Whenever a line contains the string "page", copy it out of the entries.

-.-.-

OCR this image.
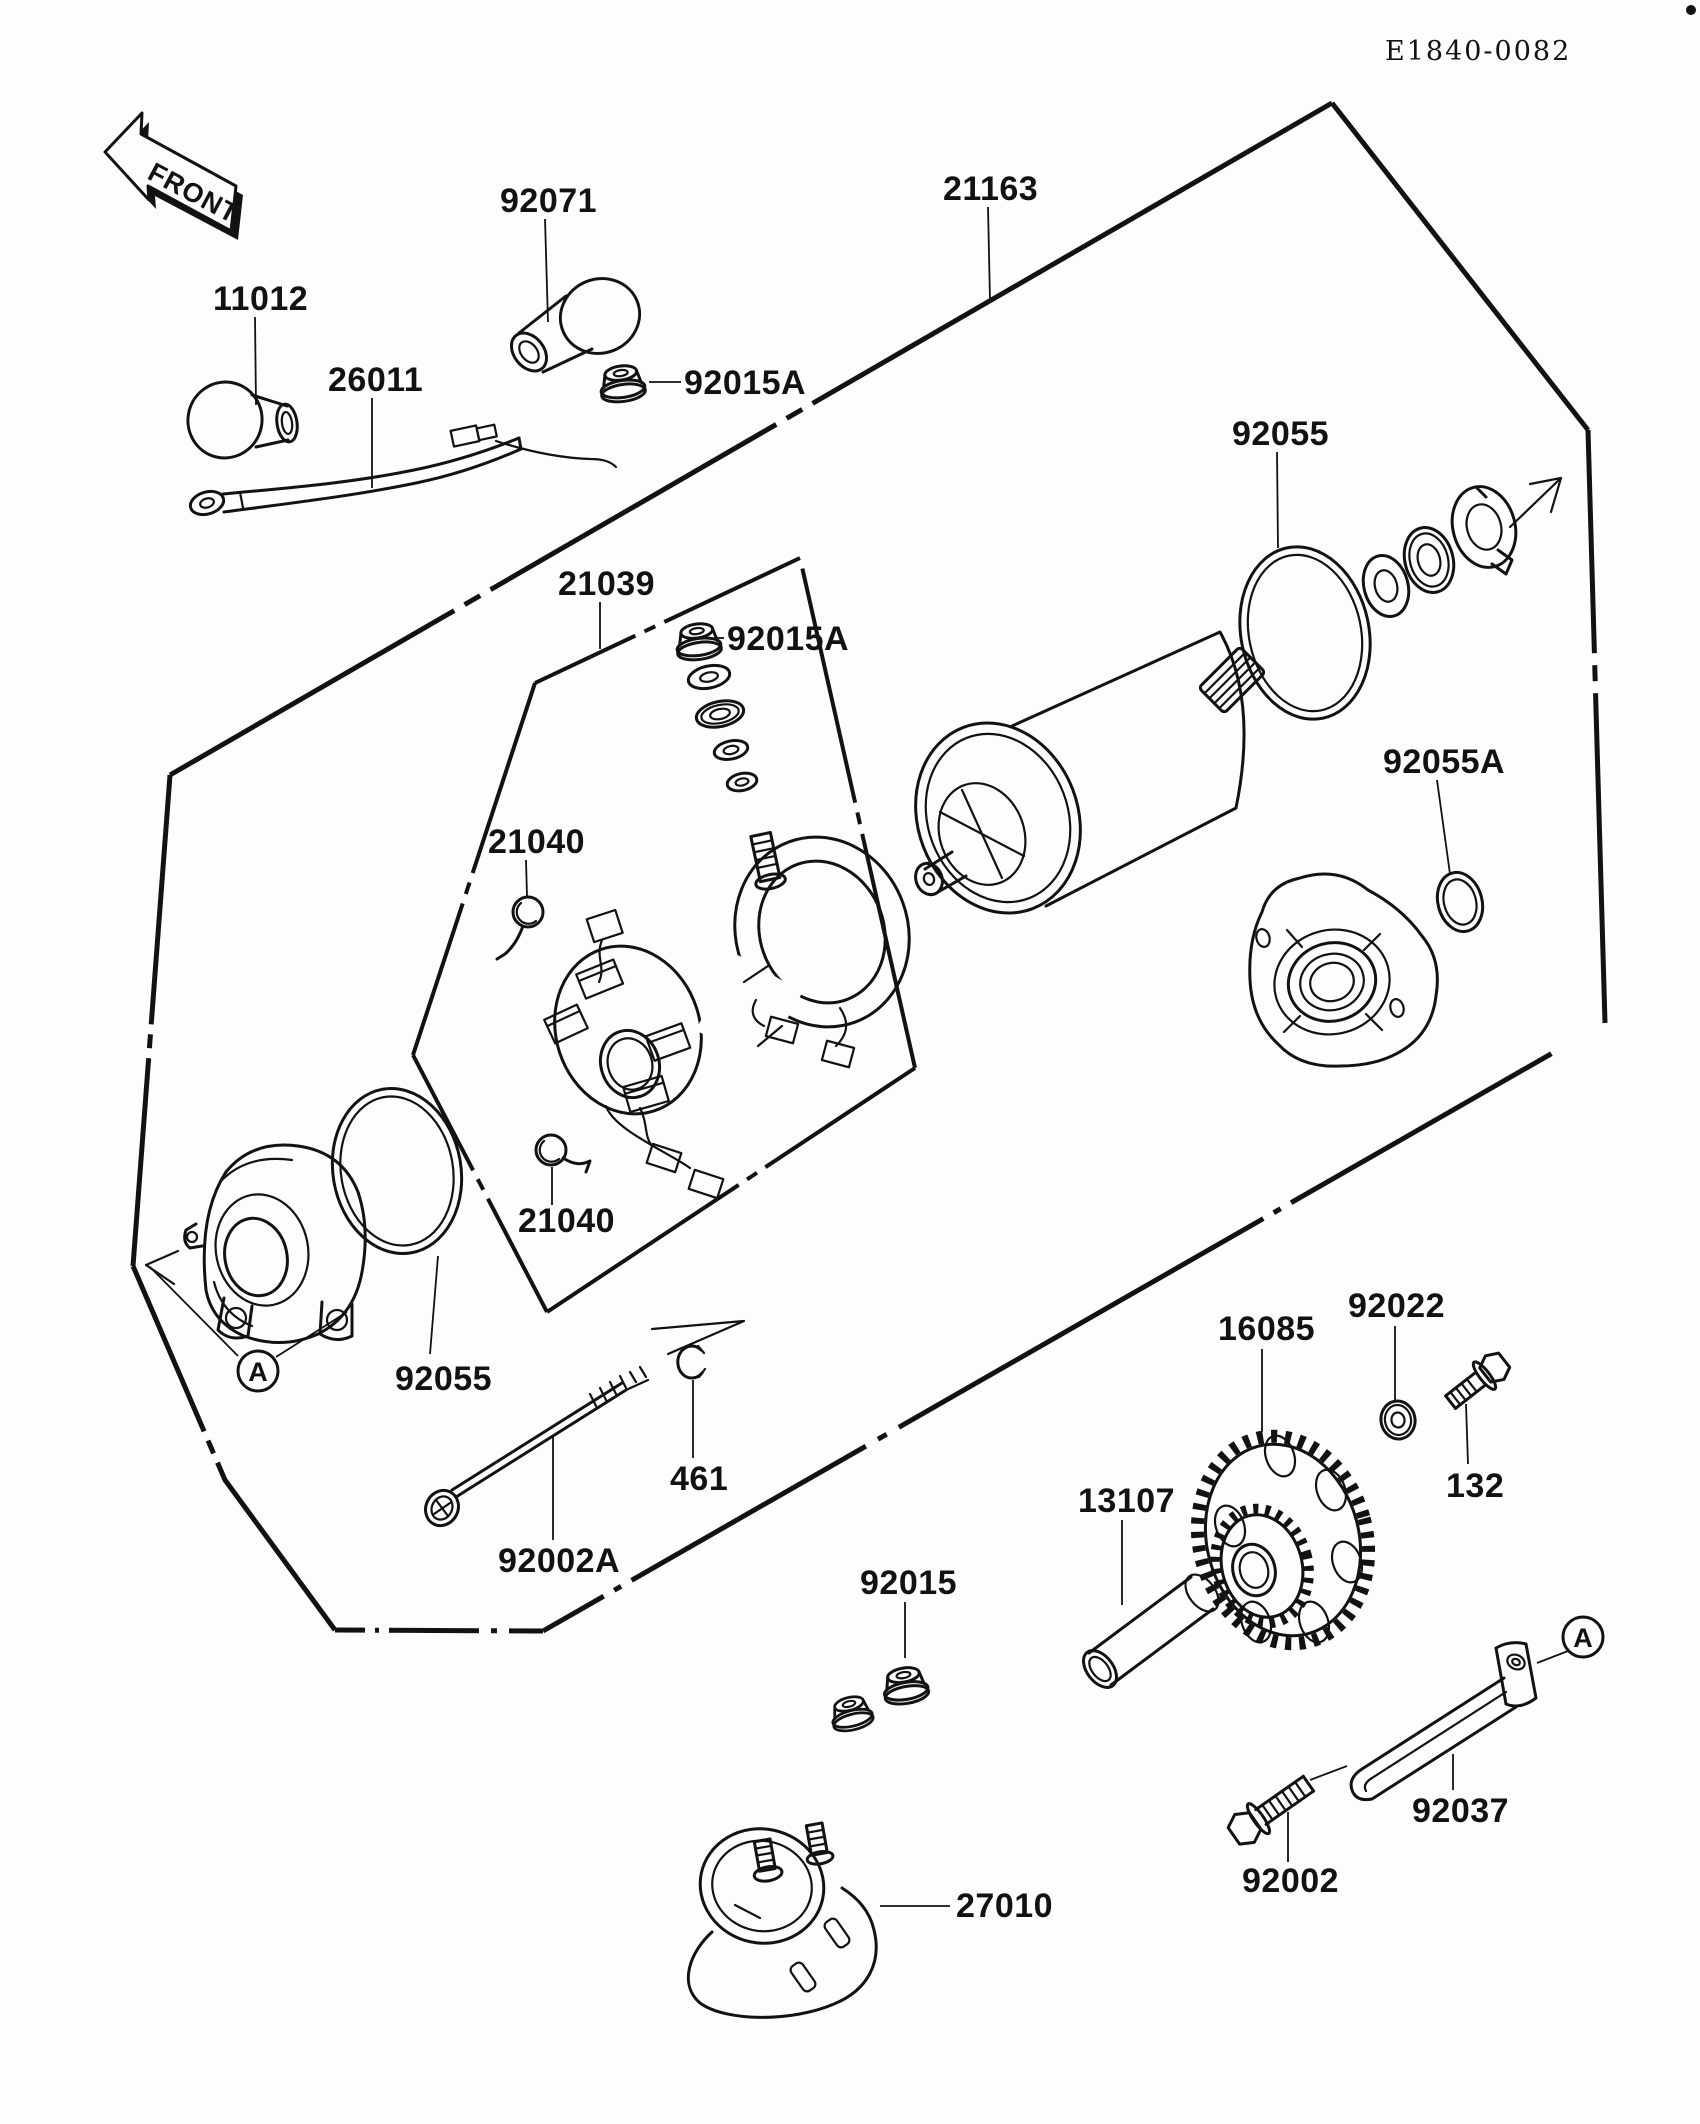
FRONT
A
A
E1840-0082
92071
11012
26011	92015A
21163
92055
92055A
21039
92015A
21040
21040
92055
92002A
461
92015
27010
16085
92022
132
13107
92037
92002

-.-.-

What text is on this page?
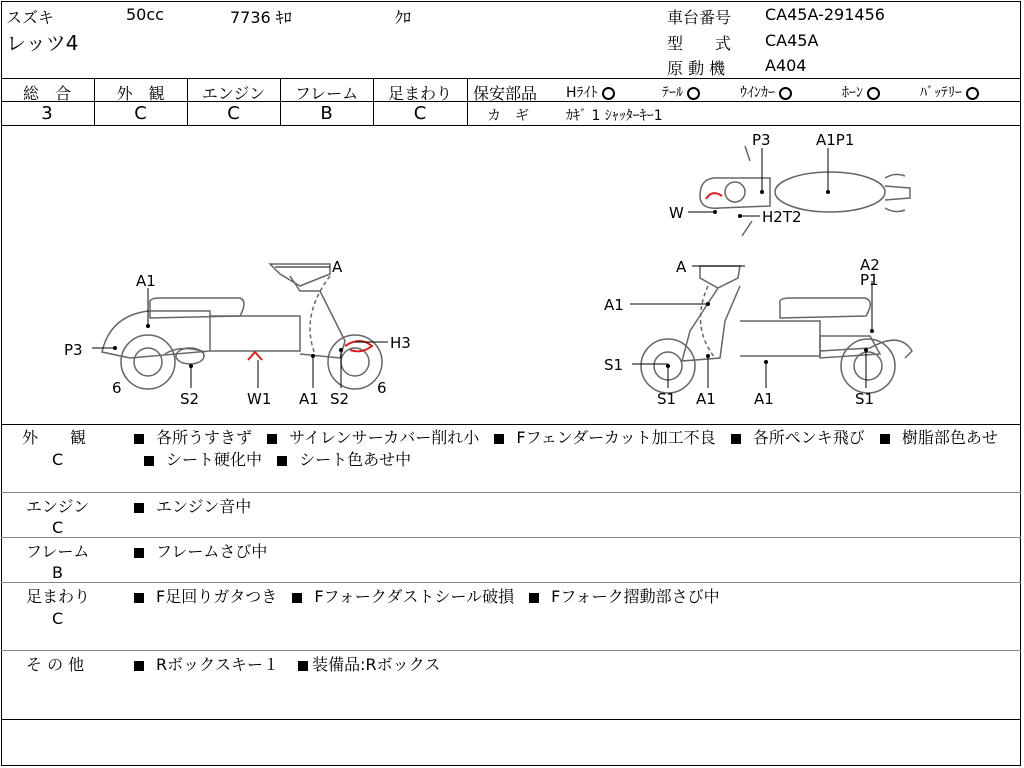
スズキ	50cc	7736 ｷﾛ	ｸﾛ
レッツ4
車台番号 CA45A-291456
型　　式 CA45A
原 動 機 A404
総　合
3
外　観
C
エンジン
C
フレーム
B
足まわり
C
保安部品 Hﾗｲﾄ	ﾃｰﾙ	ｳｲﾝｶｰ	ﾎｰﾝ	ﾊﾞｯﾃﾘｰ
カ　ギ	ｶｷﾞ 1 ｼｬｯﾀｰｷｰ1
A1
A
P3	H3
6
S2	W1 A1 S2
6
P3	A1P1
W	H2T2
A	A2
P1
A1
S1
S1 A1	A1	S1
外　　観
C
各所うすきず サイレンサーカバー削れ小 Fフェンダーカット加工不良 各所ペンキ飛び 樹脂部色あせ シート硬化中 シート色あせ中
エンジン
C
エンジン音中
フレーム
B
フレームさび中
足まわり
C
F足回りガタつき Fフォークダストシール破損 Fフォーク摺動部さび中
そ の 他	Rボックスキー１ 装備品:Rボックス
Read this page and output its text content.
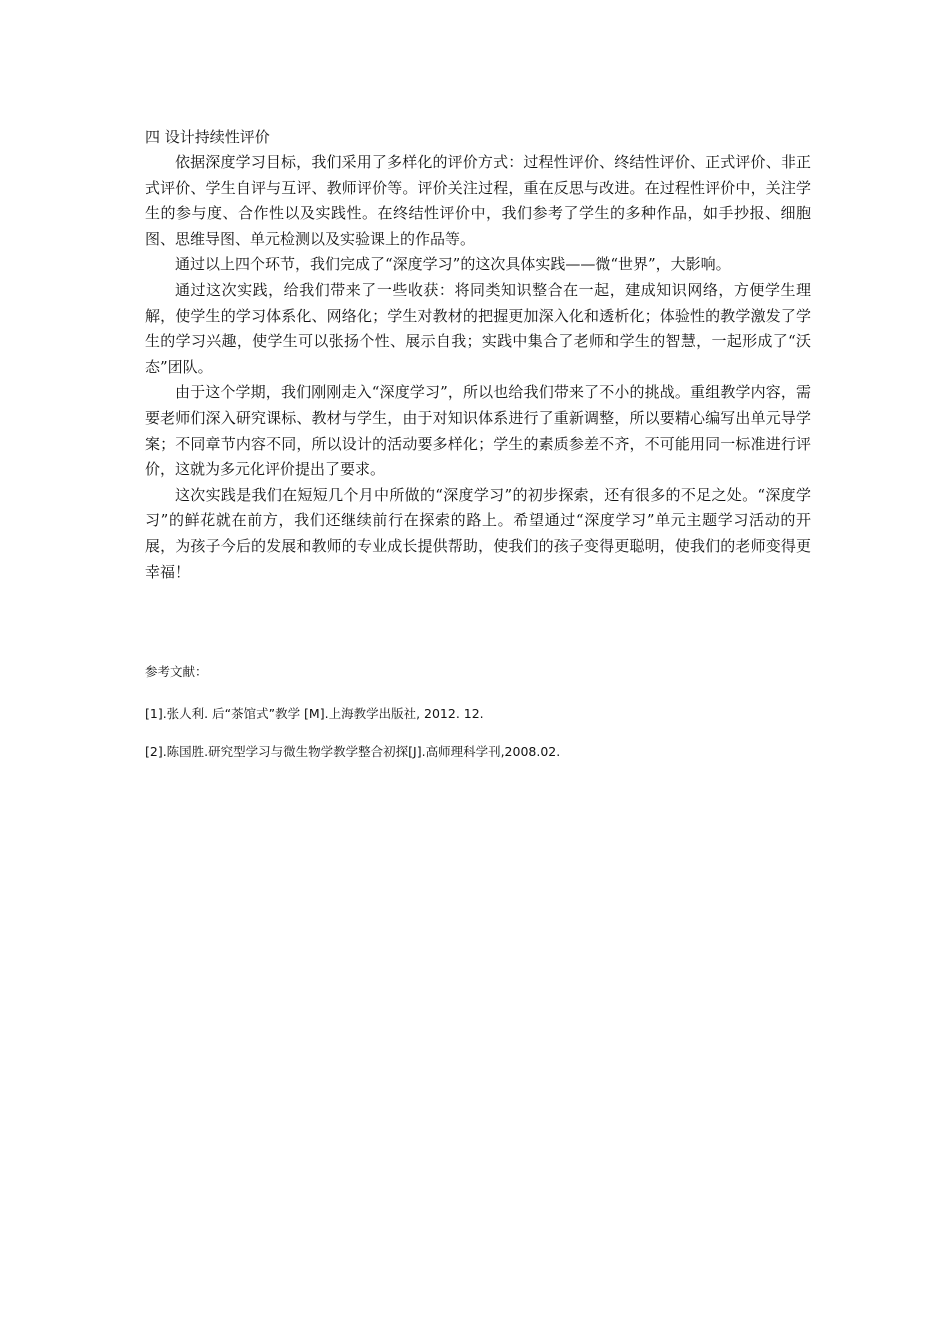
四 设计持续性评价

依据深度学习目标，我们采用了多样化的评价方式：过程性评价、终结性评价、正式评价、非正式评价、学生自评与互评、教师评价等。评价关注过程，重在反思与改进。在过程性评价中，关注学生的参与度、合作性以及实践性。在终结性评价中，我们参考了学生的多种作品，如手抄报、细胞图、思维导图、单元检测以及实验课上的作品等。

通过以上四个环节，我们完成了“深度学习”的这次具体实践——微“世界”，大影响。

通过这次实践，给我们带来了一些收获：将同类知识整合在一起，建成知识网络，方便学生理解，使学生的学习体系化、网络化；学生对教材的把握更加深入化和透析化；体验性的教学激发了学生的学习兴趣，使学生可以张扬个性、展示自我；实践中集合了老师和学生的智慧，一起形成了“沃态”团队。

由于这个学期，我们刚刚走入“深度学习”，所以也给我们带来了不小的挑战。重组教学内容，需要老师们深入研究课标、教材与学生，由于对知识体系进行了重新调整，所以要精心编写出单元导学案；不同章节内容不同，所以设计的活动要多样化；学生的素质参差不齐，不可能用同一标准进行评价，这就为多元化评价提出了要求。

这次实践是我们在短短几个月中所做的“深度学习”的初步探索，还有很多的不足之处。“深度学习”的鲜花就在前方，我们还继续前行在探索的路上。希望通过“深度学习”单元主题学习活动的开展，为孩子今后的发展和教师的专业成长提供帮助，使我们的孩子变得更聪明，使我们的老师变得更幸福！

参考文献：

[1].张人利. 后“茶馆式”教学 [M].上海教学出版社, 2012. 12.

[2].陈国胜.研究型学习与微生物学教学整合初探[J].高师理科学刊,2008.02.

-.-.-

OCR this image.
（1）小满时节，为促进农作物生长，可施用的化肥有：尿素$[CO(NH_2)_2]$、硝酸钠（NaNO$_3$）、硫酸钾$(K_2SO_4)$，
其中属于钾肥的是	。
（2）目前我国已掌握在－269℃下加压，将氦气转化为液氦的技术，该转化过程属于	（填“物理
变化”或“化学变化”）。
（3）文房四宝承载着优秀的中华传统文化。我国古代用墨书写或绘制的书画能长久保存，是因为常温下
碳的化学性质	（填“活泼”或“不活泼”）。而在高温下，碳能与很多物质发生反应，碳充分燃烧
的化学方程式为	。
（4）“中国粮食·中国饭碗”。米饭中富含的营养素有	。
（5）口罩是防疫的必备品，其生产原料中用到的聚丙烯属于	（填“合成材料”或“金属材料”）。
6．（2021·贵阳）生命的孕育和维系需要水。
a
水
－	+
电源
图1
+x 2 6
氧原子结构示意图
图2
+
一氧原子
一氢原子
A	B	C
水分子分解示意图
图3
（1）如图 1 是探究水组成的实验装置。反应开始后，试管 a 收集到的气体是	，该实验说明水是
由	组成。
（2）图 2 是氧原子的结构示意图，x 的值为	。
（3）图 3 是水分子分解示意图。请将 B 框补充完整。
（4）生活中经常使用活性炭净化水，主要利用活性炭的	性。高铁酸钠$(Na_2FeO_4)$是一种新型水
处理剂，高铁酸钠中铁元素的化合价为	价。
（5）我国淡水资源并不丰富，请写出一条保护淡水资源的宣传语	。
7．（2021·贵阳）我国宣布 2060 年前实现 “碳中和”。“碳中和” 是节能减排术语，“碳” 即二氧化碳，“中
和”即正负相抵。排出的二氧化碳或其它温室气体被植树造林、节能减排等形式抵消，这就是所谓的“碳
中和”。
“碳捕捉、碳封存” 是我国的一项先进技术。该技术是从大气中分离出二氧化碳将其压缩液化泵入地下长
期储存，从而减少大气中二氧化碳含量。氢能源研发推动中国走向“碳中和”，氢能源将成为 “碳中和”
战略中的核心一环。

-.-.-

EXERCISE ANSWER
What text is on this page?
Read this page and output its text content.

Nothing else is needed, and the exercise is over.